Records from a data source:

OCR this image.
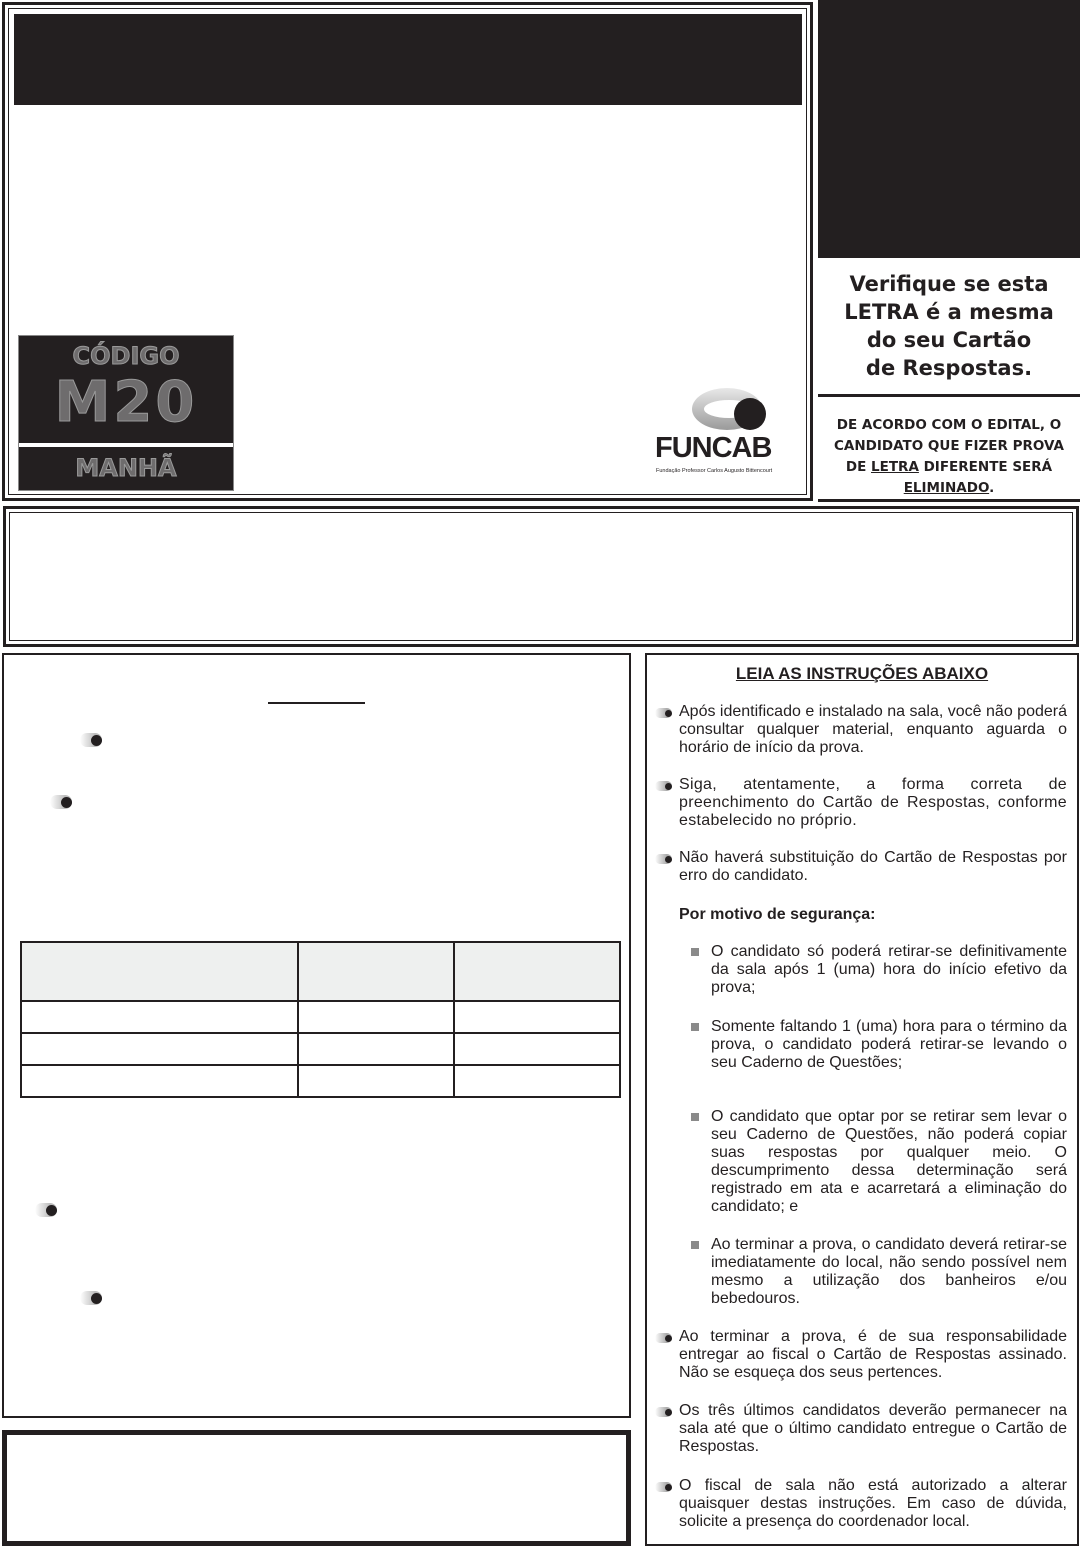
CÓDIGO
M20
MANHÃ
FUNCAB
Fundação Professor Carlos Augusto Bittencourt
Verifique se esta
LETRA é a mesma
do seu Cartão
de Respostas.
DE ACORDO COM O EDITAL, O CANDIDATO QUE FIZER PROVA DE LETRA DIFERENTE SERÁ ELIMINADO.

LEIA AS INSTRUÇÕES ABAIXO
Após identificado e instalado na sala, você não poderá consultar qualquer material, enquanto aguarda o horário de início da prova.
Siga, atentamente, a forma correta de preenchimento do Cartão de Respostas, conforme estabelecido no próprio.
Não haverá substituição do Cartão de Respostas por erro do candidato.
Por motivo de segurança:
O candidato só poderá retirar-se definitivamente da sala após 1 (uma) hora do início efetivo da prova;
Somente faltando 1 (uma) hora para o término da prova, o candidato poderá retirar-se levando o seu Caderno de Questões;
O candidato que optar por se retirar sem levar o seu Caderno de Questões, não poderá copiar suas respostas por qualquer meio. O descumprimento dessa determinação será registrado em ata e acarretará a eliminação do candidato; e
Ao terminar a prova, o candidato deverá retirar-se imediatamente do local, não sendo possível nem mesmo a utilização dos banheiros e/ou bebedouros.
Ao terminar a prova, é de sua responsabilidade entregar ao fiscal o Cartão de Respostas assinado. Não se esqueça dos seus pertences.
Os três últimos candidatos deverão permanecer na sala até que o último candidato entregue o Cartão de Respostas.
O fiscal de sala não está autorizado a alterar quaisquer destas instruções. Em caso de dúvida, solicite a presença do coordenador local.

* * *

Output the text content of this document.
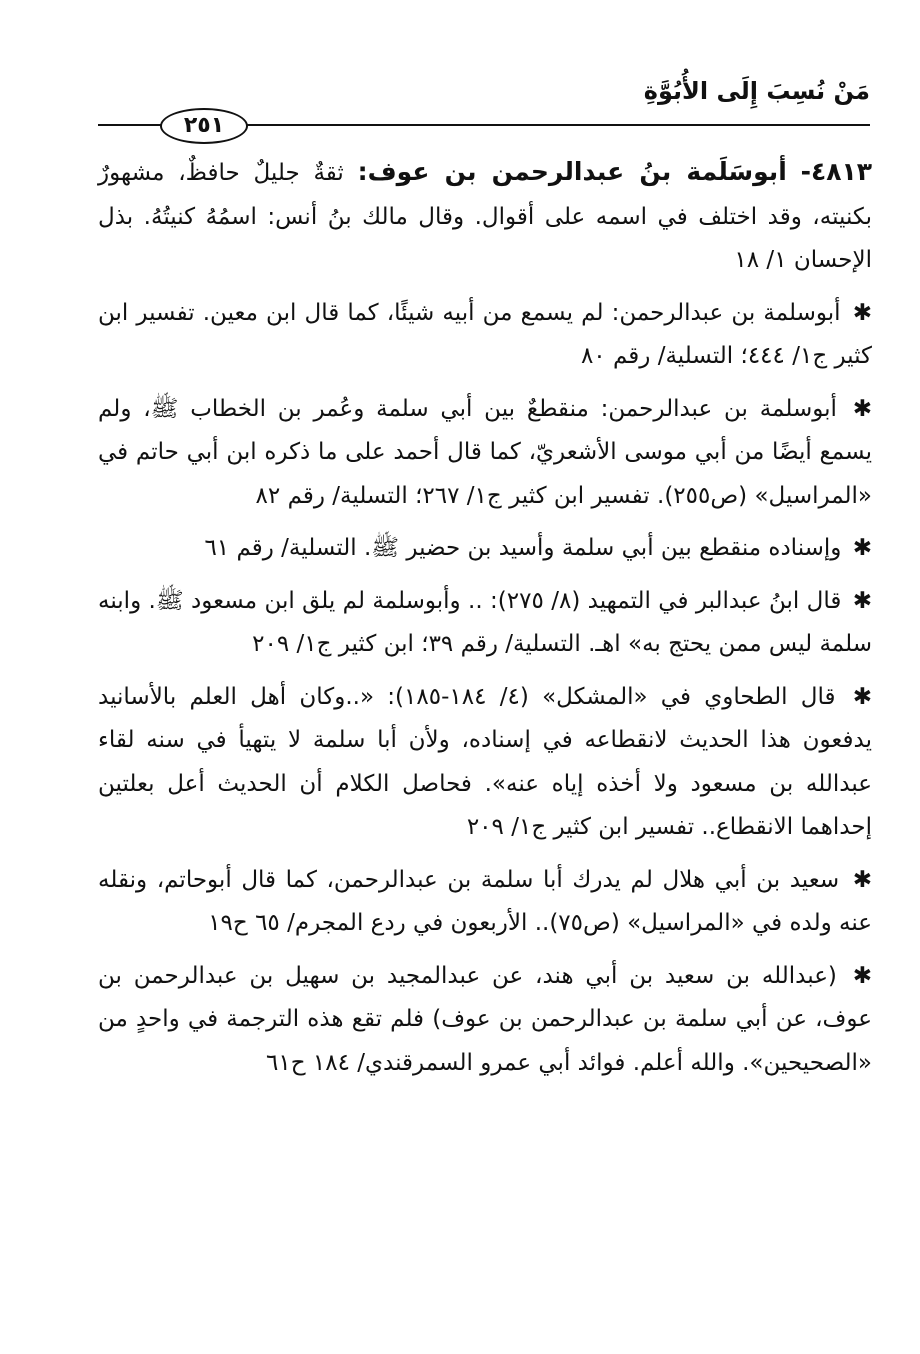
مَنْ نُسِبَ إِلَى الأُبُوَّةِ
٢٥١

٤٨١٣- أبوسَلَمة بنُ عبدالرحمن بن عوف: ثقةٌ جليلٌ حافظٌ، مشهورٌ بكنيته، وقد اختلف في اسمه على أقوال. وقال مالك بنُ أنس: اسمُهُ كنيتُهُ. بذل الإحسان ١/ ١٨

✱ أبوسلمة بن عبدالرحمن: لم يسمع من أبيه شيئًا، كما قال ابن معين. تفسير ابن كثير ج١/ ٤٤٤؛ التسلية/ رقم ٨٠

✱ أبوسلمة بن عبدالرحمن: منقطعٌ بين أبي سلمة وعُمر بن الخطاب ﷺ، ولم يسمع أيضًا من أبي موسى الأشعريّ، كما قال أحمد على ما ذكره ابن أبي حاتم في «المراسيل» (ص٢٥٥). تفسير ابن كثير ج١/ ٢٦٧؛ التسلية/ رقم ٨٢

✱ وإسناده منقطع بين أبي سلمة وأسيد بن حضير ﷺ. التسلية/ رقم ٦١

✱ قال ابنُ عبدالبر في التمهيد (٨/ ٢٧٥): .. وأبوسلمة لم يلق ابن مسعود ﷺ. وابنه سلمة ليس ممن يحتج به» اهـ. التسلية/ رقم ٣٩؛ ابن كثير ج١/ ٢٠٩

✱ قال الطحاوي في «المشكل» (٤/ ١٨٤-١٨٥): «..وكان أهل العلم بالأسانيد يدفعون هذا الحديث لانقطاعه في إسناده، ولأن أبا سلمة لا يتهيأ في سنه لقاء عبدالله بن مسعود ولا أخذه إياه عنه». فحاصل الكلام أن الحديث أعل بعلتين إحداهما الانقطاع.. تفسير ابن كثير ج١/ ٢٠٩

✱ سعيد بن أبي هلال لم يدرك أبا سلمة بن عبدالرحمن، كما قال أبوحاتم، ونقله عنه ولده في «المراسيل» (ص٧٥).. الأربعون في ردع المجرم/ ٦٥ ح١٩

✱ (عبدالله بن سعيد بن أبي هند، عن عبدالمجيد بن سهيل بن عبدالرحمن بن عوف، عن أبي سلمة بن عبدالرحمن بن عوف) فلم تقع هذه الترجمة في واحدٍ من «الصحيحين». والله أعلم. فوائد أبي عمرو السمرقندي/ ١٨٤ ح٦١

Written exercise » Pick out each line that holds the string "عبدالله".

Answer »
✱ قال الطحاوي في «المشكل» (٤/ ١٨٤-١٨٥): «..وكان أهل العلم بالأسانيد يدفعون هذا الحديث لانقطاعه في إسناده، ولأن أبا سلمة لا يتهيأ في سنه لقاء عبدالله بن مسعود ولا أخذه إياه عنه». فحاصل الكلام أن الحديث أعل بعلتين إحداهما الانقطاع.. تفسير ابن كثير ج١/ ٢٠٩
✱ (عبدالله بن سعيد بن أبي هند، عن عبدالمجيد بن سهيل بن عبدالرحمن بن عوف، عن أبي سلمة بن عبدالرحمن بن عوف) فلم تقع هذه الترجمة في واحدٍ من «الصحيحين». والله أعلم. فوائد أبي عمرو السمرقندي/ ١٨٤ ح٦١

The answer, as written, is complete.